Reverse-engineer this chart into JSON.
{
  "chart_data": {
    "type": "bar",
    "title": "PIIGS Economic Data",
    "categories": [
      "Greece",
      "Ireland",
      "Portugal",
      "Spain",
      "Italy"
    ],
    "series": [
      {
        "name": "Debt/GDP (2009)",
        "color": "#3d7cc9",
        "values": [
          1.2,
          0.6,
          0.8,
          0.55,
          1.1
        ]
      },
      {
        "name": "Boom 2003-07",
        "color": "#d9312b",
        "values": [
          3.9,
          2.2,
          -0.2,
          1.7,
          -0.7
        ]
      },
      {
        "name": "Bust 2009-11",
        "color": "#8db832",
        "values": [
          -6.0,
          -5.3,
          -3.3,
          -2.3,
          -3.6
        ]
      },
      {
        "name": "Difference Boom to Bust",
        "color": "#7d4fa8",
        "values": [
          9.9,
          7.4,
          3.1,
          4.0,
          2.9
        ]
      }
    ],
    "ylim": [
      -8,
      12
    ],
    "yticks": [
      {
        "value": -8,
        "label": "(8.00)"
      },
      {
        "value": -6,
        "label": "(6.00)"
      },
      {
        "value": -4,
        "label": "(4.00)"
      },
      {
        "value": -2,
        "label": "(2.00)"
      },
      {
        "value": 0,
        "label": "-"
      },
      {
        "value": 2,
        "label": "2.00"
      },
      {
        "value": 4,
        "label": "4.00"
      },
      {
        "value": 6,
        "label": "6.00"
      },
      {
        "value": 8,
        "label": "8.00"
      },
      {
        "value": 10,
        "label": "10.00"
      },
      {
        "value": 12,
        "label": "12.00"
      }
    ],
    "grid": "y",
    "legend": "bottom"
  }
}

★ ★ ★ ★ ★ ★ ★

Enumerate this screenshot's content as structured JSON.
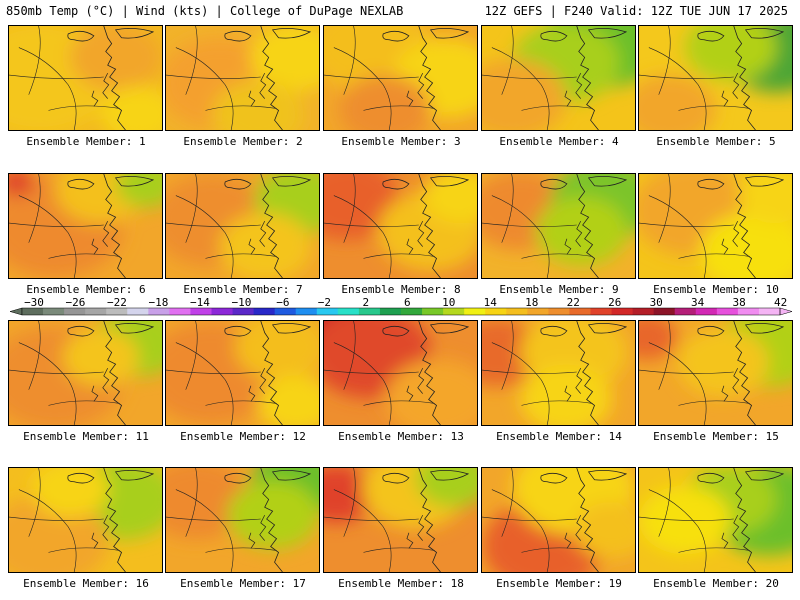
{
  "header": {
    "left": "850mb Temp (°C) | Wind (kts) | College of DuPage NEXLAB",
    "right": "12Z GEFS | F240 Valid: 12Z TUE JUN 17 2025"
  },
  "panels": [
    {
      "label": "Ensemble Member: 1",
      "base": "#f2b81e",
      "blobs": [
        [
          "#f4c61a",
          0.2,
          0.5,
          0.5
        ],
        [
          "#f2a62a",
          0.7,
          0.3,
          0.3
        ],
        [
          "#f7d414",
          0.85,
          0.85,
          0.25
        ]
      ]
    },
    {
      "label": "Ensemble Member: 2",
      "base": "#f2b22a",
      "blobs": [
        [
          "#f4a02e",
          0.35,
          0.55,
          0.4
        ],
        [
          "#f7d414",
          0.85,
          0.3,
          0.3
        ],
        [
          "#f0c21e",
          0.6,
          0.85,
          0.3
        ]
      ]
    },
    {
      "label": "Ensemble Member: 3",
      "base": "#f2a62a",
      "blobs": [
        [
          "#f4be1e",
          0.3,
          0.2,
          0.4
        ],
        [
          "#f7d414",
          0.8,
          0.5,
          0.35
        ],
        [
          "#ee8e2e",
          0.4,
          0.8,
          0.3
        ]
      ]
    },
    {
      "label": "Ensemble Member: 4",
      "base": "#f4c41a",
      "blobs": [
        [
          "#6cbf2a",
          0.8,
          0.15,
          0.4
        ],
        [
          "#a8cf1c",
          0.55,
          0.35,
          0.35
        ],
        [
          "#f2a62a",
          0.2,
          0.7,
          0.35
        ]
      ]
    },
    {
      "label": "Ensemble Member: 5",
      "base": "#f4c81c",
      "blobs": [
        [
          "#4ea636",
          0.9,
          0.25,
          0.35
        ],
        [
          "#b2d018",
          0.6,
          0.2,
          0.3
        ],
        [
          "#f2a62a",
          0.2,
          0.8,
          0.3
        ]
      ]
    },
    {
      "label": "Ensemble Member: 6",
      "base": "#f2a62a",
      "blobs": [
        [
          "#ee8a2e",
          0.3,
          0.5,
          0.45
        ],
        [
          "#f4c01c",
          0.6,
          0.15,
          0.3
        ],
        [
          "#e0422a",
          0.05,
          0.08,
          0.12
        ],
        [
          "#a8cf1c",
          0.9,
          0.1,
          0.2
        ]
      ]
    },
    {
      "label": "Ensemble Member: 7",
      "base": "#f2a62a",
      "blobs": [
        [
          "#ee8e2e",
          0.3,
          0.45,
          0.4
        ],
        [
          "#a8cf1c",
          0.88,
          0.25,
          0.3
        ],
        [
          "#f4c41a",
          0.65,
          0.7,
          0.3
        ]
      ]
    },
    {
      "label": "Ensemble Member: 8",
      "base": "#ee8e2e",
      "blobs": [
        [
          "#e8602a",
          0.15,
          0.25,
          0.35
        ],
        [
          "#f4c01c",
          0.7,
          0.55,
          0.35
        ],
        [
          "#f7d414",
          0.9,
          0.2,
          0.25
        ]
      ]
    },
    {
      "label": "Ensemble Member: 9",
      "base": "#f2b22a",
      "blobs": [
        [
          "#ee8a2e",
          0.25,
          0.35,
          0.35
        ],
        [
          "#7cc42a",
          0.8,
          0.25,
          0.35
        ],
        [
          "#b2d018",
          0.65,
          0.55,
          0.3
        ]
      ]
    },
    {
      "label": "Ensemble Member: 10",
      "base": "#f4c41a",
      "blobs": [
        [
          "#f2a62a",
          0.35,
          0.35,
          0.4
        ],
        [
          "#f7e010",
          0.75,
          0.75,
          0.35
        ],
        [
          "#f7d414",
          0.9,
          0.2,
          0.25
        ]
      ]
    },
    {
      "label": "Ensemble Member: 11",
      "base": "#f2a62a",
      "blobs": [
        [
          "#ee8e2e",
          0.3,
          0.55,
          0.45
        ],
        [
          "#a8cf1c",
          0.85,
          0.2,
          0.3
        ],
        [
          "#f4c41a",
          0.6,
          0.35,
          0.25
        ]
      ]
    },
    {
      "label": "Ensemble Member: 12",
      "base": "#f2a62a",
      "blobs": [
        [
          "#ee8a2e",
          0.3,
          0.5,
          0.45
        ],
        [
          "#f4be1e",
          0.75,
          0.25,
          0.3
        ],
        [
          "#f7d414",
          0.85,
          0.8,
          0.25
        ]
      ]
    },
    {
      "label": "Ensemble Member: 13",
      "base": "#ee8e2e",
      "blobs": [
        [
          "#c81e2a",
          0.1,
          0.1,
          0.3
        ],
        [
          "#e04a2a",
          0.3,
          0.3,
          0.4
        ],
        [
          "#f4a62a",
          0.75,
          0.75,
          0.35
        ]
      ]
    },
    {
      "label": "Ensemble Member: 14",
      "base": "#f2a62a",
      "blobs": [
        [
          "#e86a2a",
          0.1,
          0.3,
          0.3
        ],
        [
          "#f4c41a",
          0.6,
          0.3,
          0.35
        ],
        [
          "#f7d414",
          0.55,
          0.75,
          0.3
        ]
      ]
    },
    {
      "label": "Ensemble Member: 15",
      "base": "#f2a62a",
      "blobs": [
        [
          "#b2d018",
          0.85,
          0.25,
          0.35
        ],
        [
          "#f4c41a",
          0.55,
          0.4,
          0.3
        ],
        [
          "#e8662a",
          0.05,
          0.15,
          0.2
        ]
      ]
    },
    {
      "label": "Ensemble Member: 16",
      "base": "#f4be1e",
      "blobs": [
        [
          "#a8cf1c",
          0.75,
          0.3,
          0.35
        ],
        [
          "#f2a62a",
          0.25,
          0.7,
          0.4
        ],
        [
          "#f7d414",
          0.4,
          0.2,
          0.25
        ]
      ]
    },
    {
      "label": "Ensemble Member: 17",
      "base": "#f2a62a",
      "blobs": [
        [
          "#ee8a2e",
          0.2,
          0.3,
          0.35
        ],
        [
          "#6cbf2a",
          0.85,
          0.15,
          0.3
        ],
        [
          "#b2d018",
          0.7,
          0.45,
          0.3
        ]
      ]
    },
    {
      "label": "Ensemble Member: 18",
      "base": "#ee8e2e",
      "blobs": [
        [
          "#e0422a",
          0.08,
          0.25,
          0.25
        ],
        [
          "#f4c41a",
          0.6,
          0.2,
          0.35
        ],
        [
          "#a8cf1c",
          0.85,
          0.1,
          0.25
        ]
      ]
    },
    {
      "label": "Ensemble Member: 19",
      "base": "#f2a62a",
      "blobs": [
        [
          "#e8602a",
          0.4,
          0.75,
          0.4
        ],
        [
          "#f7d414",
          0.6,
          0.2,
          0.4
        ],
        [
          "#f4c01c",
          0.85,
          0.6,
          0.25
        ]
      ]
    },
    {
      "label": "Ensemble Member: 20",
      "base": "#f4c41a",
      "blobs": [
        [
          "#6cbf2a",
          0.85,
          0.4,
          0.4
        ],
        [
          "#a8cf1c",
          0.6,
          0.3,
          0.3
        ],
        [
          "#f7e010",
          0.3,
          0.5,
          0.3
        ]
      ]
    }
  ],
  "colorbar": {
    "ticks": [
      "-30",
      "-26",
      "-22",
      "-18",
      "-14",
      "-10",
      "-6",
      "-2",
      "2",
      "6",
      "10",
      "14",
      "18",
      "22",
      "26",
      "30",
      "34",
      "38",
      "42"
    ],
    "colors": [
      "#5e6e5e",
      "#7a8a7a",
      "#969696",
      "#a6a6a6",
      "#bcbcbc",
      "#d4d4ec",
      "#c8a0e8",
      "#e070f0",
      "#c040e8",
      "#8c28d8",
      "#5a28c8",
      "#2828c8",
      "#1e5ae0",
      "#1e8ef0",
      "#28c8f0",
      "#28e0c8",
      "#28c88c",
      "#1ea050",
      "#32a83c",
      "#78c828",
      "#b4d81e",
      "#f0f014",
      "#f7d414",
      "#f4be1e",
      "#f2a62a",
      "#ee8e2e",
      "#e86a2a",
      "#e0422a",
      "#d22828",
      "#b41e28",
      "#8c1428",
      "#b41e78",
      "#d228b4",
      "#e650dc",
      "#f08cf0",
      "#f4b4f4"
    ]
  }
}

★ ★ ★ ★ ★ ★ ★

WHAT THE EXERCISE ASKS:
From the listing above, pick out every line containing "name".

REPLY:
        "name": "Debt/GDP (2009)",
        "name": "Boom 2003-07",
        "name": "Bust 2009-11",
        "name": "Difference Boom to Bust",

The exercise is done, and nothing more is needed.